TASK OBJECTIVE: Please repeat word for word the stretch of entries from the very first line through the line containing "table-cell: 718 (534, 345, 635, 379)", with both ends included.

+++ RECORDS FOR THE TASK +++

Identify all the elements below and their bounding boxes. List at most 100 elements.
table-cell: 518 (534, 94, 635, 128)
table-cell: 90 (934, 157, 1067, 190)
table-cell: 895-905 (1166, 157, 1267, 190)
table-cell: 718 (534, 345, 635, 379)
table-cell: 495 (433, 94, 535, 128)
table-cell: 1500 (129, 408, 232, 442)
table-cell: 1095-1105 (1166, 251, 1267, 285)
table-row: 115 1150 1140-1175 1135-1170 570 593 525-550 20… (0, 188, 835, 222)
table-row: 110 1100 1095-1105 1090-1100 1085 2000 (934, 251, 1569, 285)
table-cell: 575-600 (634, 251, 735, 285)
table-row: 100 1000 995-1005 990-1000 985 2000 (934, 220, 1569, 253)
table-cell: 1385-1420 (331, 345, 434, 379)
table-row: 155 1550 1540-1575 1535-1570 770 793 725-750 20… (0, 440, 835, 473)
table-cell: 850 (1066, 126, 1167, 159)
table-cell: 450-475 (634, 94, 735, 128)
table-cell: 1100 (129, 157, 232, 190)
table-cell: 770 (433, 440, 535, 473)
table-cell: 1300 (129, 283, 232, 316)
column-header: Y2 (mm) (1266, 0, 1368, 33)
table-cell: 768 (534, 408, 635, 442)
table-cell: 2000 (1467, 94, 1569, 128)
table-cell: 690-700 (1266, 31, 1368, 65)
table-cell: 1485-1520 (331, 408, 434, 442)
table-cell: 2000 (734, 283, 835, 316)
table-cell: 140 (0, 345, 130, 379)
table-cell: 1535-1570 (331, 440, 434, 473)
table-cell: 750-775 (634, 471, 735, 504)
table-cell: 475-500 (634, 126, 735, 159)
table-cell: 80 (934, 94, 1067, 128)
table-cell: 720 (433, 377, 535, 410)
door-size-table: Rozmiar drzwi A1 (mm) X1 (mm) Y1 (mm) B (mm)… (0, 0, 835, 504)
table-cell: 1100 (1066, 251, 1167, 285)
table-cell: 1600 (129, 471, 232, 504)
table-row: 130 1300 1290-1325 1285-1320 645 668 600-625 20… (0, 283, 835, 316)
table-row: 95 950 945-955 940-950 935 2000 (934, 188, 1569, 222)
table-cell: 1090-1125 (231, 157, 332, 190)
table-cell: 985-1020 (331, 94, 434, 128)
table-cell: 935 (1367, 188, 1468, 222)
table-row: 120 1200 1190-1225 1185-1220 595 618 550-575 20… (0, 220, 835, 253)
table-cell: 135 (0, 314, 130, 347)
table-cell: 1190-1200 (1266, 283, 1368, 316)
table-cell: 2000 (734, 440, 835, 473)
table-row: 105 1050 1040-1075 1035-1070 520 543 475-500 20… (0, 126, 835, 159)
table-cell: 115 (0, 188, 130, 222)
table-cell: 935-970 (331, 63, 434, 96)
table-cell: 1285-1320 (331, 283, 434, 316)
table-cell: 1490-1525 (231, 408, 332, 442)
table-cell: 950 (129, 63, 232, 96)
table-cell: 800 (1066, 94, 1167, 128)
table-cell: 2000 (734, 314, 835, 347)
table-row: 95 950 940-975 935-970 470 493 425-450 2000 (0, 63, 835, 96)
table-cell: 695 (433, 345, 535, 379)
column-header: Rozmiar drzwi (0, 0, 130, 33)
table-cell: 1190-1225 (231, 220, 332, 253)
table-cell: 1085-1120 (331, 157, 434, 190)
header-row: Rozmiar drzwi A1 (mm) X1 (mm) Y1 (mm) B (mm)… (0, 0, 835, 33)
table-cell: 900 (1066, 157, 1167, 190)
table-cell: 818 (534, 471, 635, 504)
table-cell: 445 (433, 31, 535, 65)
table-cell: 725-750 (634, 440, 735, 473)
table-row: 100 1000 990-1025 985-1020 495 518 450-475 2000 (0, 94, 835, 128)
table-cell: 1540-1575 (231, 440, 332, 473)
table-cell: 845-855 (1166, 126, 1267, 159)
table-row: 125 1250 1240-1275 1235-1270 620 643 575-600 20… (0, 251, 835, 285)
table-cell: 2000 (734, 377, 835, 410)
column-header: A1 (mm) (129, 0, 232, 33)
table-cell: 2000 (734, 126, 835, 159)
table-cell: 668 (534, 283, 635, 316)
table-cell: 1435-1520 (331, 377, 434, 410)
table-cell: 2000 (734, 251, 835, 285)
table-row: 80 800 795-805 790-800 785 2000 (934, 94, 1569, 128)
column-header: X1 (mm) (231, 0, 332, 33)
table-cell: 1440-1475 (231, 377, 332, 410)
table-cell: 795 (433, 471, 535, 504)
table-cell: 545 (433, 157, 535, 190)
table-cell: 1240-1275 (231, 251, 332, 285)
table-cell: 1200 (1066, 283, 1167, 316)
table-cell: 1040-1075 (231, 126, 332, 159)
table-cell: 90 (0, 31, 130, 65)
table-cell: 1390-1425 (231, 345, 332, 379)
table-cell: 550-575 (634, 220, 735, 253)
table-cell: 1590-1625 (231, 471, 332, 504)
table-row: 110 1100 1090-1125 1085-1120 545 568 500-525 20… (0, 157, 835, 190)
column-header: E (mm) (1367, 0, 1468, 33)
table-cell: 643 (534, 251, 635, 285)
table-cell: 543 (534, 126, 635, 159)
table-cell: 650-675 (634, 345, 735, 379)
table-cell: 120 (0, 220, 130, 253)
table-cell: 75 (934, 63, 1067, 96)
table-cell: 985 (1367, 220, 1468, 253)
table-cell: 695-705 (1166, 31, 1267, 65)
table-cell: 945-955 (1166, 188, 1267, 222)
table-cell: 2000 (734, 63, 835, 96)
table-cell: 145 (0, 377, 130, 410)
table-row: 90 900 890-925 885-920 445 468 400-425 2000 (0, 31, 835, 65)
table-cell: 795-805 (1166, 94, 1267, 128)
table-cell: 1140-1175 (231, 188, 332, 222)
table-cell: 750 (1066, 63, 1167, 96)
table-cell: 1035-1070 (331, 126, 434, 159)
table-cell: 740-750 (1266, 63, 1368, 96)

+++

REPLY:
Identify all the elements below and their bounding boxes. List at most 100 elements.
table-cell: 518 (534, 94, 635, 128)
table-cell: 90 (934, 157, 1067, 190)
table-cell: 895-905 (1166, 157, 1267, 190)
table-cell: 718 (534, 345, 635, 379)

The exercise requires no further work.